Directions for this task:
Determine how many lines contain the string "true". Respond with that number and nothing more.

## Start Provided information

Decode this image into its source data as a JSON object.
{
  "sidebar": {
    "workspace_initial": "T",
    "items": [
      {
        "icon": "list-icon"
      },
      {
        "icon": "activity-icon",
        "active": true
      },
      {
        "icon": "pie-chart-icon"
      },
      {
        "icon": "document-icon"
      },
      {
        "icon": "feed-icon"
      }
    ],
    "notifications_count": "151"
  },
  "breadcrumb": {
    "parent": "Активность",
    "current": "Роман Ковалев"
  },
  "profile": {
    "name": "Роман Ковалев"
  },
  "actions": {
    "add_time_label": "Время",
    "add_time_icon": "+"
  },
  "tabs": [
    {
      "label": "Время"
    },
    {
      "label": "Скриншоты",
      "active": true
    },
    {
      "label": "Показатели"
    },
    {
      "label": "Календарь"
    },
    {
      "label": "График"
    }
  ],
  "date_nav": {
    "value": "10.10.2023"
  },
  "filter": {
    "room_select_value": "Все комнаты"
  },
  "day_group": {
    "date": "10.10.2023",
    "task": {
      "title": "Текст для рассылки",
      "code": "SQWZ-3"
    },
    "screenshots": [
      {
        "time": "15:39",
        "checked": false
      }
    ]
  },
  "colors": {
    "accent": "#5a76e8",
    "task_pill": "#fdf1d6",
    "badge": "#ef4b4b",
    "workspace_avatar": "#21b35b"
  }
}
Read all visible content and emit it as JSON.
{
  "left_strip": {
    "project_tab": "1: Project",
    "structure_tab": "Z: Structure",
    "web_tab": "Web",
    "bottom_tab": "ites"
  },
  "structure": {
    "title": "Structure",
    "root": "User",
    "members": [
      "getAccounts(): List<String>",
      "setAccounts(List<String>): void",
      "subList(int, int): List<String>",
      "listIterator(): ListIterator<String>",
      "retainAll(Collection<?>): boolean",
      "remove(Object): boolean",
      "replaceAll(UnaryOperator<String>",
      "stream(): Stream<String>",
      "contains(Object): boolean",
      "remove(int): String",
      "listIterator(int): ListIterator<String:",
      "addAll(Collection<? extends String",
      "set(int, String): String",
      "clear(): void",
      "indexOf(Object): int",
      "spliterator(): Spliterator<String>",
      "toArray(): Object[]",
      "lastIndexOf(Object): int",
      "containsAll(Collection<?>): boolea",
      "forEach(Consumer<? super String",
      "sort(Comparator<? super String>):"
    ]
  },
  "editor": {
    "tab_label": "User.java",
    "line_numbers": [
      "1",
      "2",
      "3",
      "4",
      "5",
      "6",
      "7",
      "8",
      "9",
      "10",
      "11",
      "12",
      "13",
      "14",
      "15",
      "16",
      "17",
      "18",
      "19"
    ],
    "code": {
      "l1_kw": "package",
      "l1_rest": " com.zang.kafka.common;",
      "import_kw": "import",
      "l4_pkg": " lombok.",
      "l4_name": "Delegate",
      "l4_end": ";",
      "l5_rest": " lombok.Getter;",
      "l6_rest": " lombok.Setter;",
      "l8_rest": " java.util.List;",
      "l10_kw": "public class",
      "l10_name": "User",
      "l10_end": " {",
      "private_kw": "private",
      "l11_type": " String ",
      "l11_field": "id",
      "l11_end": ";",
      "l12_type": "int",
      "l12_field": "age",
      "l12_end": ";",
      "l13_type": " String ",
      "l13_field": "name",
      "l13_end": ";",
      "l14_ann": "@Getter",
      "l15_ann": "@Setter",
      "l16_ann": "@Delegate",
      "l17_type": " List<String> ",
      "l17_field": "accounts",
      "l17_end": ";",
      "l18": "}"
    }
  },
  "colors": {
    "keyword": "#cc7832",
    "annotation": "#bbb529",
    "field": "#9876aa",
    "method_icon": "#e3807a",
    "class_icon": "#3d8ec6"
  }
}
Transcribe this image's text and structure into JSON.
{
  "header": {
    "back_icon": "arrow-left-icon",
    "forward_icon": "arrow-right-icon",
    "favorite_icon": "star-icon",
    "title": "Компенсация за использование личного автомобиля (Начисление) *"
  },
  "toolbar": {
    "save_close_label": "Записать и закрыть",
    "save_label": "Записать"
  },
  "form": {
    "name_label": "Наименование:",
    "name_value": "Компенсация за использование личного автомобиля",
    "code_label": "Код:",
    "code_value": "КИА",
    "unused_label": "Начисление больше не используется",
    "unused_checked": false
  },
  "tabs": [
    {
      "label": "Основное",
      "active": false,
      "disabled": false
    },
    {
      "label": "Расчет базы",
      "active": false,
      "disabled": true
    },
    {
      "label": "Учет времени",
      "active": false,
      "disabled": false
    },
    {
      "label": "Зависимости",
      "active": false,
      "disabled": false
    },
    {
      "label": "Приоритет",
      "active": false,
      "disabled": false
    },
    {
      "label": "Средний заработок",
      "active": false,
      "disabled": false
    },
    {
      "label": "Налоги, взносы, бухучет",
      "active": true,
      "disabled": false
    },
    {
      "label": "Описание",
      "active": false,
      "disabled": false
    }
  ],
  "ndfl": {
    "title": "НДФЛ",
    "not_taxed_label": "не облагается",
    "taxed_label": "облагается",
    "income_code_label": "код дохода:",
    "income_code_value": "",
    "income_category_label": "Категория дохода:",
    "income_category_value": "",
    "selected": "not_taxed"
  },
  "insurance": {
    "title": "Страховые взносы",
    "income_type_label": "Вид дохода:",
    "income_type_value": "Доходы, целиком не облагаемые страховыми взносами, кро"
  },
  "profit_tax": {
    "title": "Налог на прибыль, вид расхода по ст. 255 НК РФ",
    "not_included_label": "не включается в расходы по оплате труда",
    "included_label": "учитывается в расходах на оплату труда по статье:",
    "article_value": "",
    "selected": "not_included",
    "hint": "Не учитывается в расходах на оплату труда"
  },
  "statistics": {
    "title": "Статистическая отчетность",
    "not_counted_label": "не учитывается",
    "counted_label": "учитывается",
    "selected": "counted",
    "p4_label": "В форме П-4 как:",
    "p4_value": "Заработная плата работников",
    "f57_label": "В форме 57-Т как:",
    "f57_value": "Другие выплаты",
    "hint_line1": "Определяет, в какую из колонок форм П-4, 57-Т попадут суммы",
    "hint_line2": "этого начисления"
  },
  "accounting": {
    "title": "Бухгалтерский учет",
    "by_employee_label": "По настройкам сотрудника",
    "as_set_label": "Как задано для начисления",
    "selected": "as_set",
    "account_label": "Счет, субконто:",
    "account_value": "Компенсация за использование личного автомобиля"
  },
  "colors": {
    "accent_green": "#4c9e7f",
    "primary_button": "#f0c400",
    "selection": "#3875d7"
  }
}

## End Provided information

Complete answer:
4